Required action
For each of the following statements, state whether it agrees with the review abstract, answering yes or no and quoting the words of the abstract that decide it. 1. Immunologic risk in kidney transplantation is typically minimized by choosing donor and recipient pairs with the fewest HLA mismatches. 2. The review considers only T-cell ELISPOT assays. 3. The review covers the use of ELISPOT assays in monitoring the withdrawal of immunosuppressive medications.

Extract to read

*** Block opens ***

Type of paper: Review
Title: The Role of ELISPOT Assays in Risk Assessment Pre- and Post-Kidney Transplantation
Authors: Jennifer R Zitzner, Joe Leventhal and Anat Tambur
Affiliation: Comprehensive Transplant Center, Northwestern University, Chicago Illinois, USA; E-Mail: a-tambur@northwestern.edu
Abstract: Immunologic risk in kidney transplantation is typically minimized by selecting donor and recipient pairs with the least number of human leukocyte antigen (HLA) mismatches as well as the absence or limited presence of donor specific antibodies. However, numerous other factors may play a role in the success of transplant outcome and patient health. The use of T-cell and B-cell allospecific ELISPOT assays have helped elucidate additional factors in post-transplant outcome. In this review we will evaluate numerous uses of ELISPOT assays in the ability to assess the pre- and post-transplant immunologic risk of rejection episodes, graft survival and recipient viral susceptibility as well as the utility of ELISPOT assays in monitoring tolerance and withdrawal of immunosuppressive medications following kidney transplantation.

*** Block closes ***

Extracted records
*** Block opens ***

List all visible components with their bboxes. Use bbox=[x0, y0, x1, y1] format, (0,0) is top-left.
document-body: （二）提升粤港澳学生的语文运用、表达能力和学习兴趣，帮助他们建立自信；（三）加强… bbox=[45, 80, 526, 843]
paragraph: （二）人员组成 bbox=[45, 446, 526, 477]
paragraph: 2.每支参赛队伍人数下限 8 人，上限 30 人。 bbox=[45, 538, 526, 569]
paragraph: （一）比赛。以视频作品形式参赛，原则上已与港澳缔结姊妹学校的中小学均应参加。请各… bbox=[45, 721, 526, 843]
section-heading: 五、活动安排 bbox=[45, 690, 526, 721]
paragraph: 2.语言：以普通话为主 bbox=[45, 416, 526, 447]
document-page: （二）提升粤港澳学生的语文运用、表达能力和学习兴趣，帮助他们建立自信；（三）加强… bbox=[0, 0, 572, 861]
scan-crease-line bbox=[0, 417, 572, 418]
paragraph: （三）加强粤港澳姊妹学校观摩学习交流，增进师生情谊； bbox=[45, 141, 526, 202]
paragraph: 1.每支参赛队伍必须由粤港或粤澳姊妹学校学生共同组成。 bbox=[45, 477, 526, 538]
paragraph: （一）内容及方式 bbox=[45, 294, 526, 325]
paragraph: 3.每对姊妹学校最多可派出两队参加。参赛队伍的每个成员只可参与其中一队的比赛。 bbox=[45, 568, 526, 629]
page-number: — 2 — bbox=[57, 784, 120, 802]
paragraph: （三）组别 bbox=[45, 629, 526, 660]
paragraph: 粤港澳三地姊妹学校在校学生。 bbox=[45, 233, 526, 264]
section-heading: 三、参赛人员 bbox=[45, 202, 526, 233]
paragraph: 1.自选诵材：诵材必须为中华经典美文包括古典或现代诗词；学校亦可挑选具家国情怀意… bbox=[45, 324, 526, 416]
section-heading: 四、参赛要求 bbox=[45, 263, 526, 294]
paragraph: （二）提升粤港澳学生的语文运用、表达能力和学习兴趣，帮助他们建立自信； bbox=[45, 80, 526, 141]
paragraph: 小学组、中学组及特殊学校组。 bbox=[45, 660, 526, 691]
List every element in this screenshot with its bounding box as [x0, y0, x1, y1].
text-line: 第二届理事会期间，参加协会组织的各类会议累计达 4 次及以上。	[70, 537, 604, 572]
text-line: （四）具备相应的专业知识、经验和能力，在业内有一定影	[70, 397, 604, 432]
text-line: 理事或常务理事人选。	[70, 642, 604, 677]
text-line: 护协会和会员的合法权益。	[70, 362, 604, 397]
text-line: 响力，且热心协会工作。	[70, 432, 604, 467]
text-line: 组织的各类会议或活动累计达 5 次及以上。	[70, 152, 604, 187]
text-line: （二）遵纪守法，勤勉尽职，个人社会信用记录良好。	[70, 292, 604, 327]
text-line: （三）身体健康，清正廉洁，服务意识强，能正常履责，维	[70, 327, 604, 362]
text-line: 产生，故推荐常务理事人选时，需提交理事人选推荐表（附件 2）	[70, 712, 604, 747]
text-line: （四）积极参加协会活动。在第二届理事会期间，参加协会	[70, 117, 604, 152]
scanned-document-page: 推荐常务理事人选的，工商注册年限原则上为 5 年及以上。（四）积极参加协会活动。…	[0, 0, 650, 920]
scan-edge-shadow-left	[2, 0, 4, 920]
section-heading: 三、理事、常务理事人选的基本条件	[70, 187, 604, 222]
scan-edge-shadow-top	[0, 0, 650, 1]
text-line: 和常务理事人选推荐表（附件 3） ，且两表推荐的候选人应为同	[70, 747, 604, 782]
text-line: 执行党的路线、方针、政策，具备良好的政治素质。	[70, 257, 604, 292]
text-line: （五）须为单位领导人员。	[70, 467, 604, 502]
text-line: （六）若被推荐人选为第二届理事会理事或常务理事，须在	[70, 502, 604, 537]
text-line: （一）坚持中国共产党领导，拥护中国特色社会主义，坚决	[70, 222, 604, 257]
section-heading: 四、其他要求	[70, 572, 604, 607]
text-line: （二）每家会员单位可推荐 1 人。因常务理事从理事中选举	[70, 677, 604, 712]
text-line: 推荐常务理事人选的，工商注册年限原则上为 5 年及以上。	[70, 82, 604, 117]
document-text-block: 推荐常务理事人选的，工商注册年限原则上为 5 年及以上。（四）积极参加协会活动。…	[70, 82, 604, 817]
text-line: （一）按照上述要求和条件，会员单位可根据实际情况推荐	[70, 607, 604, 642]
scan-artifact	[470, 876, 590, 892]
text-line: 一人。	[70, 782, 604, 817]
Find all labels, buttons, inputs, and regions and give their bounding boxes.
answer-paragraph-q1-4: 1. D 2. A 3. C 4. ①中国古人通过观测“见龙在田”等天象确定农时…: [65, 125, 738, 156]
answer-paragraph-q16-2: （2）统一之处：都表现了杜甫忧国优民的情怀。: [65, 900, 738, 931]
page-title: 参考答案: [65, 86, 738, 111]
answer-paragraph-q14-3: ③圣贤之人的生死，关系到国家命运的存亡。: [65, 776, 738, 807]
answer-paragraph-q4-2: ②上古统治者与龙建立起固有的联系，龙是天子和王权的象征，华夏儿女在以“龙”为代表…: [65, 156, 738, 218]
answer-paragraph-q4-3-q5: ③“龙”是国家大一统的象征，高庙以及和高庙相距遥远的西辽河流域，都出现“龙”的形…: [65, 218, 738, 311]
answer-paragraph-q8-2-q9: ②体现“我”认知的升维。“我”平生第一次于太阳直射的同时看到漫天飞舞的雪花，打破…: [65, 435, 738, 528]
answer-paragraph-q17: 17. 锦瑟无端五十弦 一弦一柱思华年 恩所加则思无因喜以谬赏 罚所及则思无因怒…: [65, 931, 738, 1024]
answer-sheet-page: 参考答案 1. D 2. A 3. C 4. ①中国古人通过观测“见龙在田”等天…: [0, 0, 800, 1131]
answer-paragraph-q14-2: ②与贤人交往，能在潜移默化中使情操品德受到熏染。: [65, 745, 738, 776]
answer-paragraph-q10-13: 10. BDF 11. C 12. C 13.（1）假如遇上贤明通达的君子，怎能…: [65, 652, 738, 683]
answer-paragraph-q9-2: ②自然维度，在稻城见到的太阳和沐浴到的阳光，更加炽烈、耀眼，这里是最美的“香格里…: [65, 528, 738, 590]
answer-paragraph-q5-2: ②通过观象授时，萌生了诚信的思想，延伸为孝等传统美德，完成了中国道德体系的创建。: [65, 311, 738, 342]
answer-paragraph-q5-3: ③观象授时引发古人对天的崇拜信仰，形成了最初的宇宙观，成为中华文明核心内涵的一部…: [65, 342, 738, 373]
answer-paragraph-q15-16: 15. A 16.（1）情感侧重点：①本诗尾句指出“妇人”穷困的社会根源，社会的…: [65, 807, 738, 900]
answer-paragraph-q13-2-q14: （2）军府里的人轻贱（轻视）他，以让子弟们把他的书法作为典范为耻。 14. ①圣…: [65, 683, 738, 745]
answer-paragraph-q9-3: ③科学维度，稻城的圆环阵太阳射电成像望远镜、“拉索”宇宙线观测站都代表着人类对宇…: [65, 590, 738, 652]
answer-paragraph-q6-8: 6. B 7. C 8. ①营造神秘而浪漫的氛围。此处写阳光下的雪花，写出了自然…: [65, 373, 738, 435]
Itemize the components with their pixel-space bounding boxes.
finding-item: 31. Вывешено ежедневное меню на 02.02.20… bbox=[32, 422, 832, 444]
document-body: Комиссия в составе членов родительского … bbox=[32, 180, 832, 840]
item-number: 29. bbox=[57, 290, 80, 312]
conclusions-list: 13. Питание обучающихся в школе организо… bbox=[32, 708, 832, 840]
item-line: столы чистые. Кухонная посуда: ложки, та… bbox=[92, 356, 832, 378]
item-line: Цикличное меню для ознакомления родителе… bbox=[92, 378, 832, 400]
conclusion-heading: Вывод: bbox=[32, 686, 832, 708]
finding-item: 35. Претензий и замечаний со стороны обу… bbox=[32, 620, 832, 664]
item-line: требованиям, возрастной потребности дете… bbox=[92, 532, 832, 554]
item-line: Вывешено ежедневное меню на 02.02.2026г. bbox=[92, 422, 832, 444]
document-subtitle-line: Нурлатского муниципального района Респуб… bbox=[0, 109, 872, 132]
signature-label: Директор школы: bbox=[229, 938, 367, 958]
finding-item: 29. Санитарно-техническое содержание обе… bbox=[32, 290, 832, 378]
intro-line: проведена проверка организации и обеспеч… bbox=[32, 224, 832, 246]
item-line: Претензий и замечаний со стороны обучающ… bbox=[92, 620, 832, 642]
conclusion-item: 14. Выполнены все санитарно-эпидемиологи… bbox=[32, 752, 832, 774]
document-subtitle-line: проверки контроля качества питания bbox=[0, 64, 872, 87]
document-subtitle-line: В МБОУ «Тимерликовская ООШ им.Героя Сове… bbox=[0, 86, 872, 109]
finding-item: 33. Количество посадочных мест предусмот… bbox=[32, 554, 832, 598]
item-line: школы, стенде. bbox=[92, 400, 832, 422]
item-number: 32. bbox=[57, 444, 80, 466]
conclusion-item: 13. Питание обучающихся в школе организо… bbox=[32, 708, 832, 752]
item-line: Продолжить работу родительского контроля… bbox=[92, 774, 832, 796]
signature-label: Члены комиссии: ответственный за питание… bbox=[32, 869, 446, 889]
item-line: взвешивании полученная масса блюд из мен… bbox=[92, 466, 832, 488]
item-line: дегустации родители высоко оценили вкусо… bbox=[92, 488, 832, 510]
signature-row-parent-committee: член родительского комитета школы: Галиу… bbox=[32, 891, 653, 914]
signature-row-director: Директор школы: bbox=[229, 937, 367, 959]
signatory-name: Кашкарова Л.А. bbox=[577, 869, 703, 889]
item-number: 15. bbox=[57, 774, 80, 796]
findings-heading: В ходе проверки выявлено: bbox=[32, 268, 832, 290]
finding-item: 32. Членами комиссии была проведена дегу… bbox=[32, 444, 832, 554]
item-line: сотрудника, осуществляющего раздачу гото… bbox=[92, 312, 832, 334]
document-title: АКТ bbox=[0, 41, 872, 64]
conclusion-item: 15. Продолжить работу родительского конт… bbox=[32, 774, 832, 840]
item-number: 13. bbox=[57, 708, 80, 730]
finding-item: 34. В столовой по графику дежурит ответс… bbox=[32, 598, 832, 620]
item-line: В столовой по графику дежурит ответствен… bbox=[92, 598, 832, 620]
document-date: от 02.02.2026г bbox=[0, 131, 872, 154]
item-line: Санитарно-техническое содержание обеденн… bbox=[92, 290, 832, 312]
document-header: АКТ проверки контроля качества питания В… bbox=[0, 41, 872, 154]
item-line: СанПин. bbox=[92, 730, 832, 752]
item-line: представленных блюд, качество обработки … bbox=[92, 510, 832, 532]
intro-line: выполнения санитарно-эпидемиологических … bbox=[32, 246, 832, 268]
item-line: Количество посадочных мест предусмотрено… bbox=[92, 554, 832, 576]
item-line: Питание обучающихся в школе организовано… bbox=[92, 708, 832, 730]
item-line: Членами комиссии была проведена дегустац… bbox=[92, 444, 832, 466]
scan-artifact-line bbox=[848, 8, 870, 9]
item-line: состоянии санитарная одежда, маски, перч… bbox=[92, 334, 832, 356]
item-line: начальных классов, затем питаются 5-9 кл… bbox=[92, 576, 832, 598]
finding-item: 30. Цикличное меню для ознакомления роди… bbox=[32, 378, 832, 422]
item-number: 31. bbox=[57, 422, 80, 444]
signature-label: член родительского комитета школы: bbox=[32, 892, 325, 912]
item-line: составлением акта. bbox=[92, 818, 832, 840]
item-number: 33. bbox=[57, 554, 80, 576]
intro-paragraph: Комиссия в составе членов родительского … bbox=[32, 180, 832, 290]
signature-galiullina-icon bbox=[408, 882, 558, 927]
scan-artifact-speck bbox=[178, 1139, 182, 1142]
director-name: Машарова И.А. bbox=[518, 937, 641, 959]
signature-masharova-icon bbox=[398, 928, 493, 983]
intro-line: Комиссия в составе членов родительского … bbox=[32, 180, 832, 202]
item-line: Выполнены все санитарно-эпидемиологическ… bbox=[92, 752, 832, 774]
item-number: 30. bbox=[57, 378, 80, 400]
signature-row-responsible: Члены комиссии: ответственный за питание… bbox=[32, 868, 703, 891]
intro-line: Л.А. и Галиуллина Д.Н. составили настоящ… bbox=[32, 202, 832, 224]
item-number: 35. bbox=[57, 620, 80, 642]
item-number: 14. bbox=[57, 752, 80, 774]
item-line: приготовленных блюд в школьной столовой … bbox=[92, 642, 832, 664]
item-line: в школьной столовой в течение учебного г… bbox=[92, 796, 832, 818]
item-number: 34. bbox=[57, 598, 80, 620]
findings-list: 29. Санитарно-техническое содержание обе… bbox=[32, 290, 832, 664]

*** Block closes ***

Written response
1. Yes: "selecting donor and recipient pairs with the least number of human leukocyte antigen (HLA) mismatches"
2. No: "The use of T-cell and B-cell allospecific ELISPOT assays"
3. Yes: "the utility of ELISPOT assays in monitoring tolerance and withdrawal of immunosuppressive medications following kidney transplantation"